- [Information provided]:
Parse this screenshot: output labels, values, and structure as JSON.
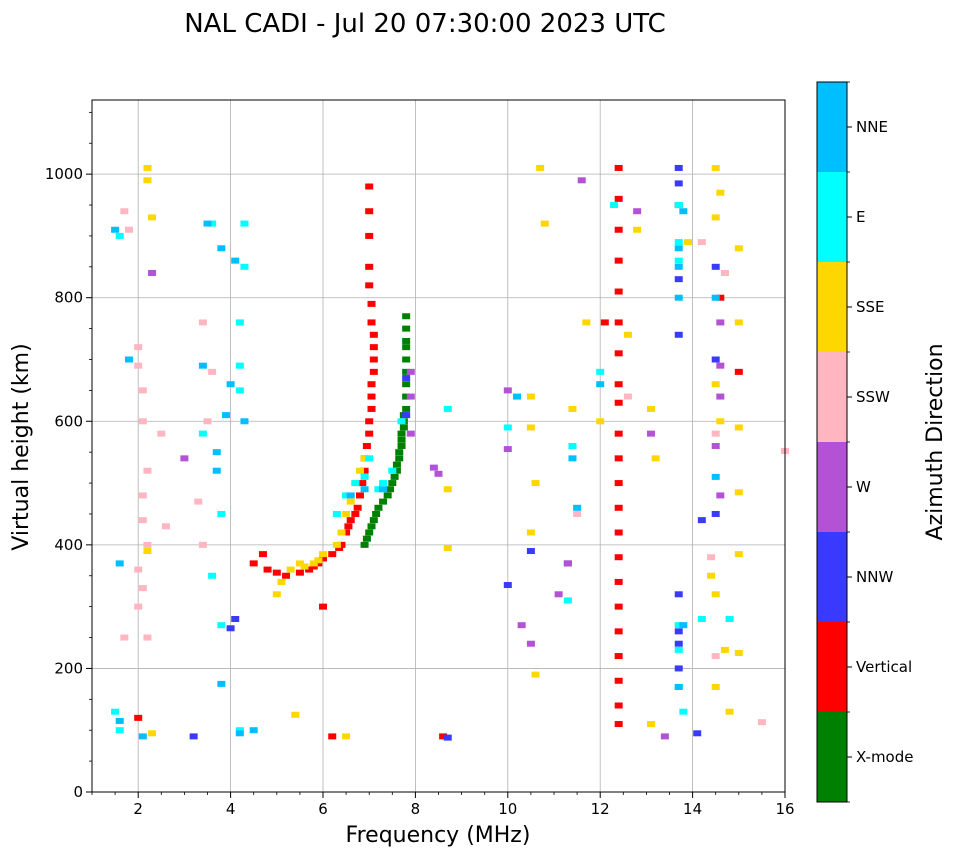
{
  "chart_data": {
    "type": "scatter",
    "title": "NAL CADI - Jul 20 07:30:00 2023 UTC",
    "xlabel": "Frequency (MHz)",
    "ylabel": "Virtual height (km)",
    "xlim": [
      1,
      16
    ],
    "ylim": [
      0,
      1120
    ],
    "xticks": [
      2,
      4,
      6,
      8,
      10,
      12,
      14,
      16
    ],
    "yticks": [
      0,
      200,
      400,
      600,
      800,
      1000
    ],
    "grid": true,
    "colorbar": {
      "title": "Azimuth Direction",
      "placement": "right",
      "categories": [
        {
          "name": "X-mode",
          "color": "#008000"
        },
        {
          "name": "Vertical",
          "color": "#ff0000"
        },
        {
          "name": "NNW",
          "color": "#3a3aff"
        },
        {
          "name": "W",
          "color": "#b452d6"
        },
        {
          "name": "SSW",
          "color": "#ffb6c1"
        },
        {
          "name": "SSE",
          "color": "#ffd700"
        },
        {
          "name": "E",
          "color": "#00ffff"
        },
        {
          "name": "NNE",
          "color": "#00bfff"
        }
      ]
    },
    "series": [
      {
        "name": "X-mode",
        "points": [
          [
            6.9,
            400
          ],
          [
            6.95,
            410
          ],
          [
            7.0,
            420
          ],
          [
            7.05,
            430
          ],
          [
            7.1,
            440
          ],
          [
            7.15,
            450
          ],
          [
            7.2,
            460
          ],
          [
            7.3,
            470
          ],
          [
            7.4,
            480
          ],
          [
            7.45,
            490
          ],
          [
            7.5,
            500
          ],
          [
            7.55,
            510
          ],
          [
            7.6,
            520
          ],
          [
            7.6,
            530
          ],
          [
            7.65,
            540
          ],
          [
            7.65,
            550
          ],
          [
            7.7,
            560
          ],
          [
            7.7,
            570
          ],
          [
            7.7,
            580
          ],
          [
            7.75,
            590
          ],
          [
            7.75,
            600
          ],
          [
            7.75,
            610
          ],
          [
            7.8,
            620
          ],
          [
            7.8,
            640
          ],
          [
            7.8,
            660
          ],
          [
            7.8,
            680
          ],
          [
            7.8,
            700
          ],
          [
            7.8,
            720
          ],
          [
            7.8,
            730
          ],
          [
            7.8,
            750
          ],
          [
            7.8,
            770
          ]
        ]
      },
      {
        "name": "Vertical",
        "points": [
          [
            4.5,
            370
          ],
          [
            4.7,
            385
          ],
          [
            4.8,
            360
          ],
          [
            5.0,
            355
          ],
          [
            5.2,
            350
          ],
          [
            5.5,
            355
          ],
          [
            5.7,
            360
          ],
          [
            5.8,
            365
          ],
          [
            5.9,
            370
          ],
          [
            6.0,
            378
          ],
          [
            6.2,
            385
          ],
          [
            6.35,
            395
          ],
          [
            6.4,
            400
          ],
          [
            6.5,
            420
          ],
          [
            6.55,
            430
          ],
          [
            6.6,
            440
          ],
          [
            6.7,
            450
          ],
          [
            6.75,
            460
          ],
          [
            6.8,
            480
          ],
          [
            6.85,
            500
          ],
          [
            6.9,
            520
          ],
          [
            6.9,
            540
          ],
          [
            6.95,
            560
          ],
          [
            7.0,
            580
          ],
          [
            7.0,
            600
          ],
          [
            7.05,
            620
          ],
          [
            7.05,
            640
          ],
          [
            7.05,
            660
          ],
          [
            7.1,
            680
          ],
          [
            7.1,
            700
          ],
          [
            7.1,
            720
          ],
          [
            7.1,
            740
          ],
          [
            7.05,
            760
          ],
          [
            7.05,
            790
          ],
          [
            7.0,
            820
          ],
          [
            7.0,
            850
          ],
          [
            7.0,
            900
          ],
          [
            7.0,
            940
          ],
          [
            7.0,
            980
          ],
          [
            6.0,
            300
          ],
          [
            12.4,
            1010
          ],
          [
            12.4,
            960
          ],
          [
            12.4,
            910
          ],
          [
            12.4,
            860
          ],
          [
            12.4,
            810
          ],
          [
            12.4,
            760
          ],
          [
            12.4,
            710
          ],
          [
            12.4,
            660
          ],
          [
            12.4,
            630
          ],
          [
            12.4,
            580
          ],
          [
            12.4,
            540
          ],
          [
            12.4,
            500
          ],
          [
            12.4,
            460
          ],
          [
            12.4,
            420
          ],
          [
            12.4,
            380
          ],
          [
            12.4,
            340
          ],
          [
            12.4,
            300
          ],
          [
            12.4,
            260
          ],
          [
            12.4,
            220
          ],
          [
            12.4,
            180
          ],
          [
            12.4,
            140
          ],
          [
            12.4,
            110
          ],
          [
            15.0,
            680
          ],
          [
            14.6,
            800
          ],
          [
            8.6,
            90
          ],
          [
            2.0,
            120
          ],
          [
            6.2,
            90
          ],
          [
            12.1,
            760
          ]
        ]
      },
      {
        "name": "NNW",
        "points": [
          [
            4.0,
            265
          ],
          [
            4.1,
            280
          ],
          [
            13.7,
            1010
          ],
          [
            13.7,
            985
          ],
          [
            13.7,
            950
          ],
          [
            13.7,
            830
          ],
          [
            13.7,
            740
          ],
          [
            13.7,
            320
          ],
          [
            13.7,
            260
          ],
          [
            13.7,
            240
          ],
          [
            13.7,
            200
          ],
          [
            14.5,
            850
          ],
          [
            14.5,
            700
          ],
          [
            14.5,
            450
          ],
          [
            14.2,
            440
          ],
          [
            14.1,
            95
          ],
          [
            10.5,
            390
          ],
          [
            11.3,
            370
          ],
          [
            8.7,
            88
          ],
          [
            10.0,
            335
          ],
          [
            3.2,
            90
          ],
          [
            7.8,
            670
          ],
          [
            7.8,
            610
          ]
        ]
      },
      {
        "name": "W",
        "points": [
          [
            7.9,
            680
          ],
          [
            7.9,
            640
          ],
          [
            7.9,
            580
          ],
          [
            8.4,
            525
          ],
          [
            8.5,
            515
          ],
          [
            10.0,
            650
          ],
          [
            10.0,
            555
          ],
          [
            10.3,
            270
          ],
          [
            10.5,
            240
          ],
          [
            11.3,
            370
          ],
          [
            11.1,
            320
          ],
          [
            12.8,
            940
          ],
          [
            13.1,
            580
          ],
          [
            14.6,
            760
          ],
          [
            14.6,
            690
          ],
          [
            14.6,
            640
          ],
          [
            14.5,
            560
          ],
          [
            14.6,
            480
          ],
          [
            13.4,
            90
          ],
          [
            11.6,
            990
          ],
          [
            2.3,
            840
          ],
          [
            3.0,
            540
          ]
        ]
      },
      {
        "name": "SSW",
        "points": [
          [
            1.7,
            940
          ],
          [
            1.8,
            910
          ],
          [
            2.0,
            720
          ],
          [
            2.0,
            690
          ],
          [
            2.1,
            650
          ],
          [
            2.1,
            600
          ],
          [
            2.2,
            520
          ],
          [
            2.1,
            480
          ],
          [
            2.1,
            440
          ],
          [
            2.2,
            400
          ],
          [
            2.0,
            360
          ],
          [
            2.1,
            330
          ],
          [
            2.0,
            300
          ],
          [
            2.2,
            250
          ],
          [
            3.4,
            400
          ],
          [
            3.3,
            470
          ],
          [
            3.5,
            600
          ],
          [
            3.4,
            760
          ],
          [
            3.6,
            680
          ],
          [
            1.7,
            250
          ],
          [
            2.5,
            580
          ],
          [
            2.6,
            430
          ],
          [
            14.5,
            580
          ],
          [
            14.4,
            380
          ],
          [
            14.7,
            840
          ],
          [
            14.5,
            220
          ],
          [
            15.5,
            113
          ],
          [
            16.0,
            552
          ],
          [
            14.2,
            890
          ],
          [
            12.6,
            640
          ],
          [
            11.5,
            450
          ]
        ]
      },
      {
        "name": "SSE",
        "points": [
          [
            5.9,
            375
          ],
          [
            6.0,
            385
          ],
          [
            5.8,
            370
          ],
          [
            5.6,
            365
          ],
          [
            5.5,
            370
          ],
          [
            5.3,
            360
          ],
          [
            5.1,
            340
          ],
          [
            5.0,
            320
          ],
          [
            6.3,
            400
          ],
          [
            6.4,
            420
          ],
          [
            6.5,
            450
          ],
          [
            6.6,
            470
          ],
          [
            6.7,
            500
          ],
          [
            6.8,
            520
          ],
          [
            6.9,
            540
          ],
          [
            2.2,
            1010
          ],
          [
            2.2,
            990
          ],
          [
            2.3,
            930
          ],
          [
            2.2,
            390
          ],
          [
            2.3,
            95
          ],
          [
            10.7,
            1010
          ],
          [
            10.8,
            920
          ],
          [
            10.5,
            640
          ],
          [
            10.5,
            590
          ],
          [
            10.6,
            500
          ],
          [
            10.5,
            420
          ],
          [
            10.6,
            190
          ],
          [
            11.4,
            620
          ],
          [
            11.7,
            760
          ],
          [
            12.0,
            600
          ],
          [
            12.8,
            910
          ],
          [
            12.6,
            740
          ],
          [
            13.1,
            620
          ],
          [
            13.2,
            540
          ],
          [
            13.1,
            110
          ],
          [
            13.9,
            890
          ],
          [
            14.5,
            1010
          ],
          [
            14.6,
            970
          ],
          [
            14.5,
            930
          ],
          [
            14.5,
            660
          ],
          [
            14.6,
            600
          ],
          [
            14.4,
            350
          ],
          [
            14.5,
            320
          ],
          [
            14.5,
            170
          ],
          [
            14.7,
            230
          ],
          [
            15.0,
            880
          ],
          [
            15.0,
            760
          ],
          [
            15.0,
            590
          ],
          [
            15.0,
            485
          ],
          [
            15.0,
            385
          ],
          [
            15.0,
            225
          ],
          [
            14.8,
            130
          ],
          [
            8.7,
            490
          ],
          [
            8.7,
            395
          ],
          [
            5.4,
            125
          ],
          [
            6.5,
            90
          ]
        ]
      },
      {
        "name": "E",
        "points": [
          [
            6.3,
            450
          ],
          [
            6.5,
            480
          ],
          [
            6.7,
            500
          ],
          [
            6.9,
            510
          ],
          [
            7.0,
            540
          ],
          [
            7.2,
            490
          ],
          [
            7.3,
            500
          ],
          [
            7.5,
            520
          ],
          [
            7.7,
            600
          ],
          [
            3.6,
            920
          ],
          [
            4.3,
            920
          ],
          [
            4.3,
            850
          ],
          [
            4.2,
            760
          ],
          [
            4.2,
            690
          ],
          [
            4.2,
            650
          ],
          [
            3.4,
            580
          ],
          [
            3.8,
            450
          ],
          [
            3.6,
            350
          ],
          [
            3.8,
            270
          ],
          [
            4.2,
            100
          ],
          [
            1.6,
            100
          ],
          [
            1.5,
            130
          ],
          [
            1.6,
            900
          ],
          [
            13.7,
            950
          ],
          [
            13.7,
            890
          ],
          [
            13.7,
            860
          ],
          [
            13.7,
            270
          ],
          [
            13.7,
            230
          ],
          [
            13.7,
            170
          ],
          [
            13.8,
            130
          ],
          [
            14.2,
            280
          ],
          [
            14.8,
            280
          ],
          [
            11.4,
            560
          ],
          [
            11.3,
            310
          ],
          [
            12.0,
            680
          ],
          [
            8.7,
            620
          ],
          [
            10.0,
            590
          ],
          [
            12.3,
            950
          ]
        ]
      },
      {
        "name": "NNE",
        "points": [
          [
            3.7,
            550
          ],
          [
            3.7,
            520
          ],
          [
            3.5,
            920
          ],
          [
            3.8,
            880
          ],
          [
            4.1,
            860
          ],
          [
            3.4,
            690
          ],
          [
            3.9,
            610
          ],
          [
            4.3,
            600
          ],
          [
            6.6,
            480
          ],
          [
            6.9,
            490
          ],
          [
            7.3,
            490
          ],
          [
            1.5,
            910
          ],
          [
            1.8,
            700
          ],
          [
            1.6,
            370
          ],
          [
            2.1,
            90
          ],
          [
            1.6,
            115
          ],
          [
            4.0,
            660
          ],
          [
            3.8,
            175
          ],
          [
            13.8,
            940
          ],
          [
            13.7,
            880
          ],
          [
            13.7,
            850
          ],
          [
            13.7,
            800
          ],
          [
            13.8,
            270
          ],
          [
            13.7,
            170
          ],
          [
            12.0,
            660
          ],
          [
            11.4,
            540
          ],
          [
            11.5,
            460
          ],
          [
            10.2,
            640
          ],
          [
            14.5,
            800
          ],
          [
            14.5,
            510
          ],
          [
            4.2,
            95
          ],
          [
            4.5,
            100
          ]
        ]
      }
    ]
  }
}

- [Problem]:
Collect the lines of the data that carry the word "title".

- [Written answer]:
    "title": "NAL CADI - Jul 20 07:30:00 2023 UTC",
      "title": "Azimuth Direction",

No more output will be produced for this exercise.